— begin —
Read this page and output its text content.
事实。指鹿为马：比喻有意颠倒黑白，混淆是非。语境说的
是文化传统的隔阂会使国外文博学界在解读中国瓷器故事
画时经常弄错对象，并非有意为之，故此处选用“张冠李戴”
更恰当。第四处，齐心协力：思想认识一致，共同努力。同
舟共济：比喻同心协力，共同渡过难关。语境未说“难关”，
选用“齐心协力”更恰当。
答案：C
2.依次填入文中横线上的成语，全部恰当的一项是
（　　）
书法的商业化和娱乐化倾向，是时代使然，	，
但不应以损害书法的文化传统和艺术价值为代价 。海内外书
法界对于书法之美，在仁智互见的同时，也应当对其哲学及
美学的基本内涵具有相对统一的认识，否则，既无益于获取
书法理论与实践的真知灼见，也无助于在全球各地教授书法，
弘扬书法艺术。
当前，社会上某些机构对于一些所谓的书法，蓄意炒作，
— end —
## What the task requires:
Exactly reproduce every record.

## Reply:
Read this page and output its text content.
事实。指鹿为马：比喻有意颠倒黑白，混淆是非。语境说的
是文化传统的隔阂会使国外文博学界在解读中国瓷器故事
画时经常弄错对象，并非有意为之，故此处选用“张冠李戴”
更恰当。第四处，齐心协力：思想认识一致，共同努力。同
舟共济：比喻同心协力，共同渡过难关。语境未说“难关”，
选用“齐心协力”更恰当。
答案：C
2.依次填入文中横线上的成语，全部恰当的一项是
（　　）
书法的商业化和娱乐化倾向，是时代使然，	，
但不应以损害书法的文化传统和艺术价值为代价 。海内外书
法界对于书法之美，在仁智互见的同时，也应当对其哲学及
美学的基本内涵具有相对统一的认识，否则，既无益于获取
书法理论与实践的真知灼见，也无助于在全球各地教授书法，
弘扬书法艺术。
当前，社会上某些机构对于一些所谓的书法，蓄意炒作，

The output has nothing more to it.